### STATED GOAL
Leave out the images and repeat the listing below without a single change.

### STORED DATA
--- BEGIN ---
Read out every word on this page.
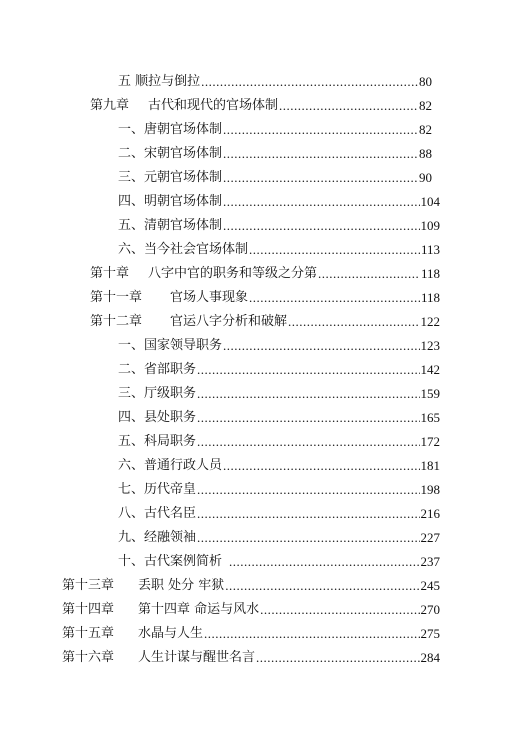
五 顺拉与倒拉 .....	80
第九章	古代和现代的官场体制 .....	82
一、唐朝官场体制 .....	82
二、宋朝官场体制 .....	88
三、元朝官场体制 .....	90
四、明朝官场体制 .....	104
五、清朝官场体制 .....	109
六、当今社会官场体制 .....	113
第十章	八字中官的职务和等级之分第 .....	118
第十一章	官场人事现象 .....	118
第十二章	官运八字分析和破解 .....	122
一、国家领导职务 .....	123
二、省部职务 .....	142
三、厅级职务 .....	159
四、县处职务 .....	165
五、科局职务 .....	172
六、普通行政人员 .....	181
七、历代帝皇 .....	198
八、古代名臣 .....	216
九、经融领袖 .....	227
十、古代案例简析 .....	237
第十三章	丢职 处分 牢狱 .....	245
第十四章	第十四章 命运与风水 .....	270
第十五章	水晶与人生 .....	275
第十六章	人生计谋与醒世名言 .....	284
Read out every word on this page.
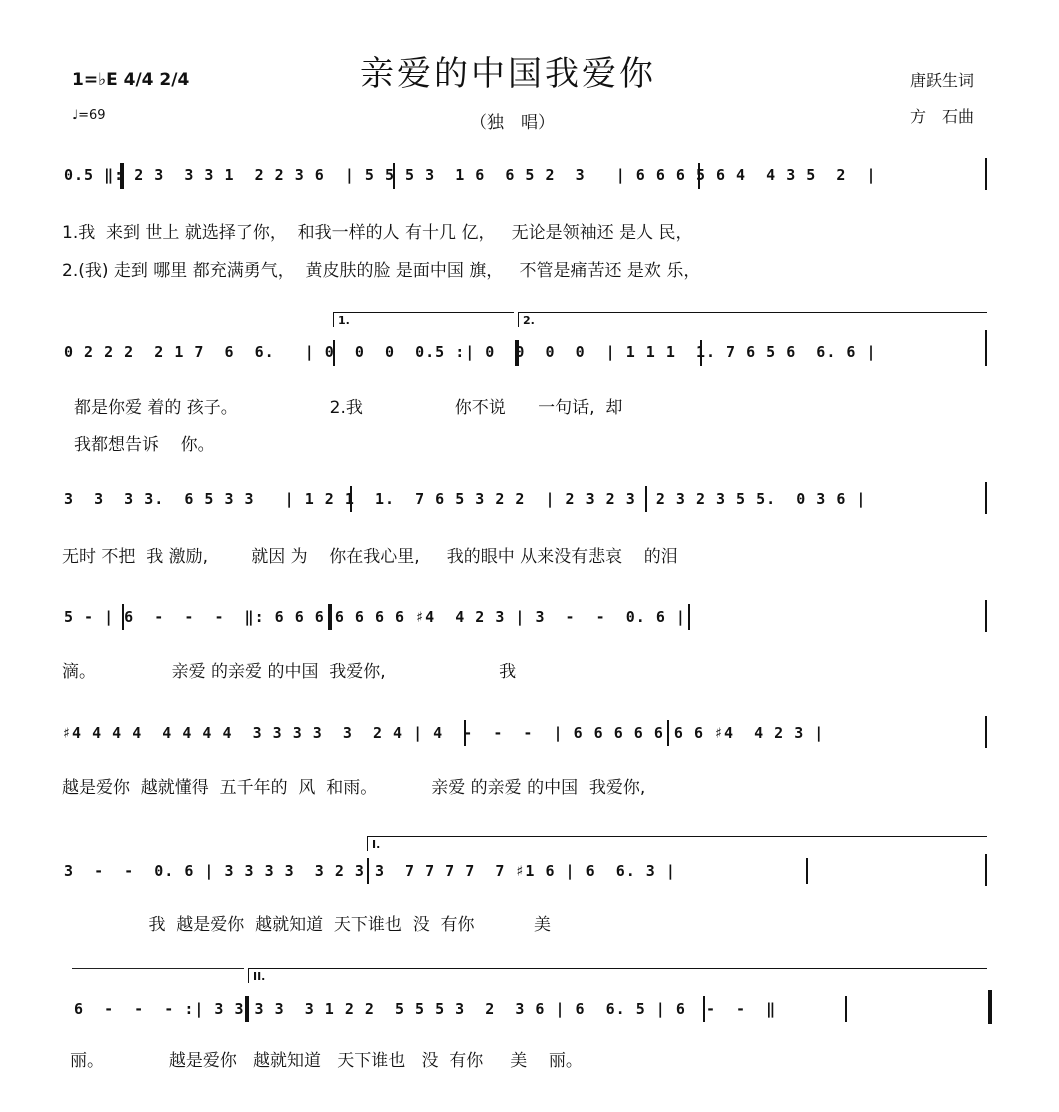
1=♭E 4/4 2/4
♩=69
亲爱的中国我爱你
（独　唱）
唐跃生词
方　石曲
0.5 ‖: 2 3  3 3 1  2 2 3 6  | 5 5 5 3  1 6  6 5 2  3   | 6 6 6 5 6 4  4 3 5  2  |
1.我  来到 世上 就选择了你，  和我一样的人 有十几 亿，   无论是领袖还 是人 民，
2.(我) 走到 哪里 都充满勇气，  黄皮肤的脸 是面中国 旗，   不管是痛苦还 是欢 乐，
1.	2.
0 2 2 2  2 1 7  6  6.   | 0  0  0  0.5 :| 0  0  0  0  | 1 1 1  1. 7 6 5 6  6. 6 |
都是你爱 着的 孩子。                 2.我                 你不说      一句话,  却
我都想告诉    你。
3  3  3 3.  6 5 3 3   | 1 2 1  1.  7 6 5 3 2 2  | 2 3 2 3  2 3 2 3 5 5.  0 3 6 |
无时 不把  我 激励,        就因 为    你在我心里,     我的眼中 从来没有悲哀    的泪
5 - | 6  -  -  -  ‖: 6 6 6 6 6 6 6 ♯4  4 2 3 | 3  -  -  0. 6 |
滴。              亲爱 的亲爱 的中国  我爱你,                     我
♯4 4 4 4  4 4 4 4  3 3 3 3  3  2 4 | 4  -  -  -  | 6 6 6 6 6 6 6 ♯4  4 2 3 |
越是爱你  越就懂得  五千年的  风  和雨。          亲爱 的亲爱 的中国  我爱你,
I.
3  -  -  0. 6 | 3 3 3 3  3 2 3 3  7 7 7 7  7 ♯1 6 | 6  6. 3 |
我  越是爱你  越就知道  天下谁也  没  有你           美
II.
6  -  -  - :| 3 3 3 3  3 1 2 2  5 5 5 3  2  3 6 | 6  6. 5 | 6  -  -  ‖
丽。            越是爱你   越就知道   天下谁也   没  有你     美    丽。
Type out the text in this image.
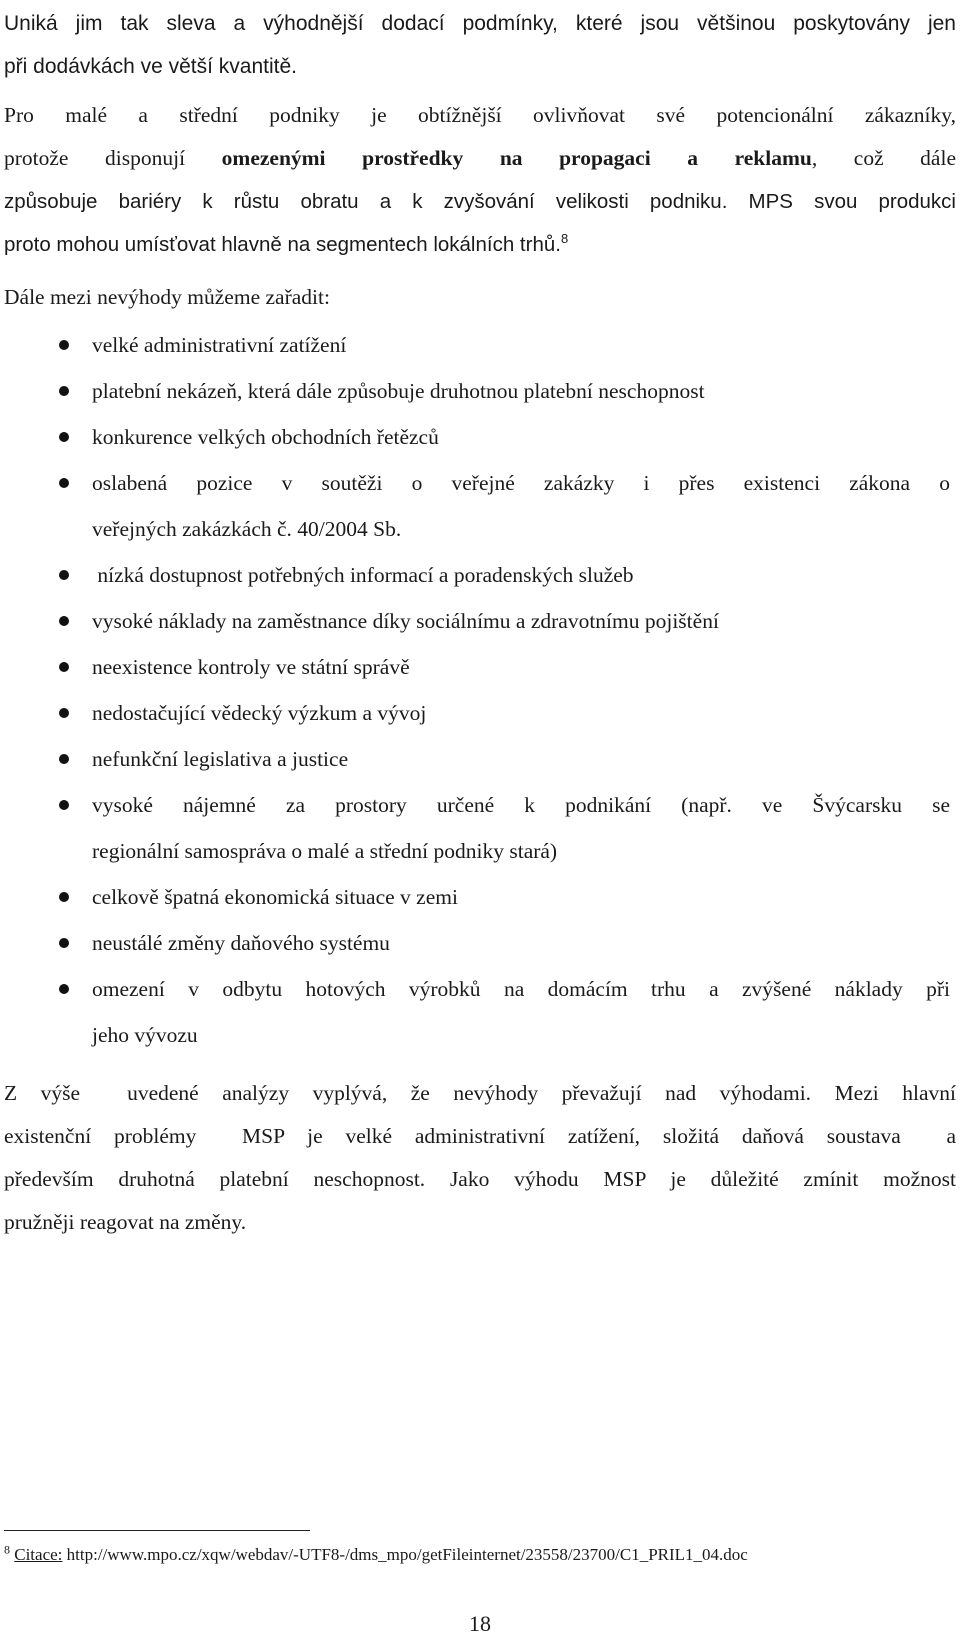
Uniká jim tak sleva a výhodnější dodací podmínky, které jsou většinou poskytovány jen
při dodávkách ve větší kvantitě.
Pro malé a střední podniky je obtížnější ovlivňovat své potencionální zákazníky,
protože disponují omezenými prostředky na propagaci a reklamu, což dále
způsobuje bariéry k růstu obratu a k zvyšování velikosti podniku. MPS svou produkci
proto mohou umísťovat hlavně na segmentech lokálních trhů.$^8$
Dále mezi nevýhody můžeme zařadit:
velké administrativní zatížení
platební nekázeň, která dále způsobuje druhotnou platební neschopnost
konkurence velkých obchodních řetězců
oslabená pozice v soutěži o veřejné zakázky i přes existenci zákona o
veřejných zakázkách č. 40/2004 Sb.
nízká dostupnost potřebných informací a poradenských služeb
vysoké náklady na zaměstnance díky sociálnímu a zdravotnímu pojištění
neexistence kontroly ve státní správě
nedostačující vědecký výzkum a vývoj
nefunkční legislativa a justice
vysoké nájemné za prostory určené k podnikání (např. ve Švýcarsku se
regionální samospráva o malé a střední podniky stará)
celkově špatná ekonomická situace v zemi
neustálé změny daňového systému
omezení v odbytu hotových výrobků na domácím trhu a zvýšené náklady při
jeho vývozu
Z výše  uvedené analýzy vyplývá, že nevýhody převažují nad výhodami. Mezi hlavní
existenční problémy  MSP je velké administrativní zatížení, složitá daňová soustava  a
především druhotná platební neschopnost. Jako výhodu MSP je důležité zmínit možnost
pružněji reagovat na změny.
$^8$ Citace: http://www.mpo.cz/xqw/webdav/-UTF8-/dms_mpo/getFileinternet/23558/23700/C1_PRIL1_04.doc
18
--- END ---
### TASK RESULT
Read out every word on this page.
五 顺拉与倒拉 .....	80
第九章	古代和现代的官场体制 .....	82
一、唐朝官场体制 .....	82
二、宋朝官场体制 .....	88
三、元朝官场体制 .....	90
四、明朝官场体制 .....	104
五、清朝官场体制 .....	109
六、当今社会官场体制 .....	113
第十章	八字中官的职务和等级之分第 .....	118
第十一章	官场人事现象 .....	118
第十二章	官运八字分析和破解 .....	122
一、国家领导职务 .....	123
二、省部职务 .....	142
三、厅级职务 .....	159
四、县处职务 .....	165
五、科局职务 .....	172
六、普通行政人员 .....	181
七、历代帝皇 .....	198
八、古代名臣 .....	216
九、经融领袖 .....	227
十、古代案例简析 .....	237
第十三章	丢职 处分 牢狱 .....	245
第十四章	第十四章 命运与风水 .....	270
第十五章	水晶与人生 .....	275
第十六章	人生计谋与醒世名言 .....	284
Read out every word on this page.
1=♭E 4/4 2/4
♩=69
亲爱的中国我爱你
（独　唱）
唐跃生词
方　石曲
0.5 ‖: 2 3  3 3 1  2 2 3 6  | 5 5 5 3  1 6  6 5 2  3   | 6 6 6 5 6 4  4 3 5  2  |
1.我  来到 世上 就选择了你，  和我一样的人 有十几 亿，   无论是领袖还 是人 民，
2.(我) 走到 哪里 都充满勇气，  黄皮肤的脸 是面中国 旗，   不管是痛苦还 是欢 乐，
1.	2.
0 2 2 2  2 1 7  6  6.   | 0  0  0  0.5 :| 0  0  0  0  | 1 1 1  1. 7 6 5 6  6. 6 |
都是你爱 着的 孩子。                 2.我                 你不说      一句话,  却
我都想告诉    你。
3  3  3 3.  6 5 3 3   | 1 2 1  1.  7 6 5 3 2 2  | 2 3 2 3  2 3 2 3 5 5.  0 3 6 |
无时 不把  我 激励,        就因 为    你在我心里,     我的眼中 从来没有悲哀    的泪
5 - | 6  -  -  -  ‖: 6 6 6 6 6 6 6 ♯4  4 2 3 | 3  -  -  0. 6 |
滴。              亲爱 的亲爱 的中国  我爱你,                     我
♯4 4 4 4  4 4 4 4  3 3 3 3  3  2 4 | 4  -  -  -  | 6 6 6 6 6 6 6 ♯4  4 2 3 |
越是爱你  越就懂得  五千年的  风  和雨。          亲爱 的亲爱 的中国  我爱你,
I.
3  -  -  0. 6 | 3 3 3 3  3 2 3 3  7 7 7 7  7 ♯1 6 | 6  6. 3 |
我  越是爱你  越就知道  天下谁也  没  有你           美
II.
6  -  -  - :| 3 3 3 3  3 1 2 2  5 5 5 3  2  3 6 | 6  6. 5 | 6  -  -  ‖
丽。            越是爱你   越就知道   天下谁也   没  有你     美    丽。
Type out the text in this image.
Uniká jim tak sleva a výhodnější dodací podmínky, které jsou většinou poskytovány jen
při dodávkách ve větší kvantitě.
Pro malé a střední podniky je obtížnější ovlivňovat své potencionální zákazníky,
protože disponují omezenými prostředky na propagaci a reklamu, což dále
způsobuje bariéry k růstu obratu a k zvyšování velikosti podniku. MPS svou produkci
proto mohou umísťovat hlavně na segmentech lokálních trhů.$^8$
Dále mezi nevýhody můžeme zařadit:
velké administrativní zatížení
platební nekázeň, která dále způsobuje druhotnou platební neschopnost
konkurence velkých obchodních řetězců
oslabená pozice v soutěži o veřejné zakázky i přes existenci zákona o
veřejných zakázkách č. 40/2004 Sb.
nízká dostupnost potřebných informací a poradenských služeb
vysoké náklady na zaměstnance díky sociálnímu a zdravotnímu pojištění
neexistence kontroly ve státní správě
nedostačující vědecký výzkum a vývoj
nefunkční legislativa a justice
vysoké nájemné za prostory určené k podnikání (např. ve Švýcarsku se
regionální samospráva o malé a střední podniky stará)
celkově špatná ekonomická situace v zemi
neustálé změny daňového systému
omezení v odbytu hotových výrobků na domácím trhu a zvýšené náklady při
jeho vývozu
Z výše  uvedené analýzy vyplývá, že nevýhody převažují nad výhodami. Mezi hlavní
existenční problémy  MSP je velké administrativní zatížení, složitá daňová soustava  a
především druhotná platební neschopnost. Jako výhodu MSP je důležité zmínit možnost
pružněji reagovat na změny.
$^8$ Citace: http://www.mpo.cz/xqw/webdav/-UTF8-/dms_mpo/getFileinternet/23558/23700/C1_PRIL1_04.doc
18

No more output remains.